* BEGIN *

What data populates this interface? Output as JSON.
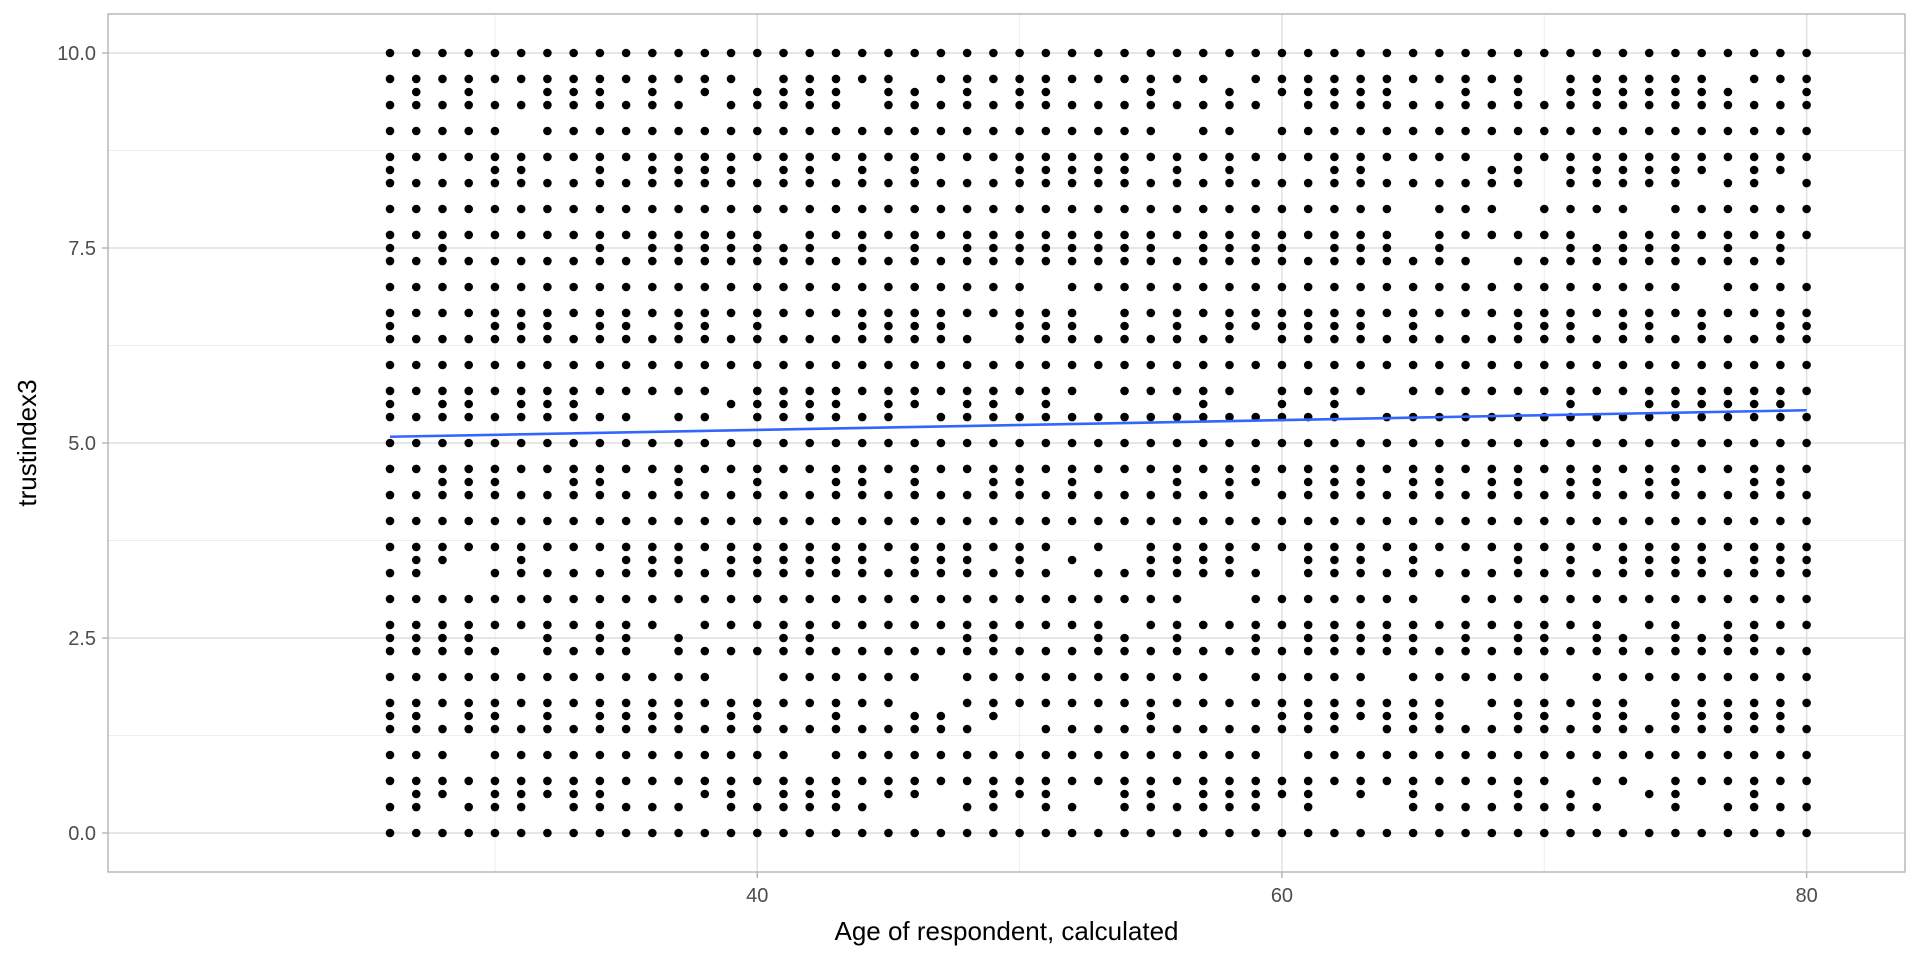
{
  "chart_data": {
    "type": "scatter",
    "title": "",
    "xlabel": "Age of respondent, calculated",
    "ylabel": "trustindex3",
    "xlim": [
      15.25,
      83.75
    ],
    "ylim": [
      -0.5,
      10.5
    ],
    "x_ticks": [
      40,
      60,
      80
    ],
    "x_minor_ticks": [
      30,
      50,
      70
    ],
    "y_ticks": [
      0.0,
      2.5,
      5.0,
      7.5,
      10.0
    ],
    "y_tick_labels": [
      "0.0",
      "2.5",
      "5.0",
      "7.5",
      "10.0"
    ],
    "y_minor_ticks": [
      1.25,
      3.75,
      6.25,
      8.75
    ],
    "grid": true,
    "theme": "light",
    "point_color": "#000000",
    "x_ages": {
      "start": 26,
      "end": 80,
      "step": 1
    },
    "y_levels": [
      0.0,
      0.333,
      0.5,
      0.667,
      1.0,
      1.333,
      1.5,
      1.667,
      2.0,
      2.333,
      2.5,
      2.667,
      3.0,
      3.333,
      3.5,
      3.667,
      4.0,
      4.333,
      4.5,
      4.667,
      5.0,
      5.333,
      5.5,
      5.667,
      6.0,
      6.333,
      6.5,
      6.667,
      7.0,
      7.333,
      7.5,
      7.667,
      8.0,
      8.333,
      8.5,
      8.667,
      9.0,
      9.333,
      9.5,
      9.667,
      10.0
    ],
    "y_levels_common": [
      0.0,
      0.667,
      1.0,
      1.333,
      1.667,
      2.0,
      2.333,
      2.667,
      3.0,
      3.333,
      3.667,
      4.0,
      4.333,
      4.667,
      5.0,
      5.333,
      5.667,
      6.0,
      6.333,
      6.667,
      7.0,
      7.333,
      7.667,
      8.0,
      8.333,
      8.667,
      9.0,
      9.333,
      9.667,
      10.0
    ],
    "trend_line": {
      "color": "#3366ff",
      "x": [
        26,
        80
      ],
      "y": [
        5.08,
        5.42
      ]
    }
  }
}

* END *

WHAT TO PRODUCE | Repeat verbatim all the material, but not the pictures.

ANSWER IN FULL |
What data populates this interface? Output as JSON.
{
  "chart_data": {
    "type": "scatter",
    "title": "",
    "xlabel": "Age of respondent, calculated",
    "ylabel": "trustindex3",
    "xlim": [
      15.25,
      83.75
    ],
    "ylim": [
      -0.5,
      10.5
    ],
    "x_ticks": [
      40,
      60,
      80
    ],
    "x_minor_ticks": [
      30,
      50,
      70
    ],
    "y_ticks": [
      0.0,
      2.5,
      5.0,
      7.5,
      10.0
    ],
    "y_tick_labels": [
      "0.0",
      "2.5",
      "5.0",
      "7.5",
      "10.0"
    ],
    "y_minor_ticks": [
      1.25,
      3.75,
      6.25,
      8.75
    ],
    "grid": true,
    "theme": "light",
    "point_color": "#000000",
    "x_ages": {
      "start": 26,
      "end": 80,
      "step": 1
    },
    "y_levels": [
      0.0,
      0.333,
      0.5,
      0.667,
      1.0,
      1.333,
      1.5,
      1.667,
      2.0,
      2.333,
      2.5,
      2.667,
      3.0,
      3.333,
      3.5,
      3.667,
      4.0,
      4.333,
      4.5,
      4.667,
      5.0,
      5.333,
      5.5,
      5.667,
      6.0,
      6.333,
      6.5,
      6.667,
      7.0,
      7.333,
      7.5,
      7.667,
      8.0,
      8.333,
      8.5,
      8.667,
      9.0,
      9.333,
      9.5,
      9.667,
      10.0
    ],
    "y_levels_common": [
      0.0,
      0.667,
      1.0,
      1.333,
      1.667,
      2.0,
      2.333,
      2.667,
      3.0,
      3.333,
      3.667,
      4.0,
      4.333,
      4.667,
      5.0,
      5.333,
      5.667,
      6.0,
      6.333,
      6.667,
      7.0,
      7.333,
      7.667,
      8.0,
      8.333,
      8.667,
      9.0,
      9.333,
      9.667,
      10.0
    ],
    "trend_line": {
      "color": "#3366ff",
      "x": [
        26,
        80
      ],
      "y": [
        5.08,
        5.42
      ]
    }
  }
}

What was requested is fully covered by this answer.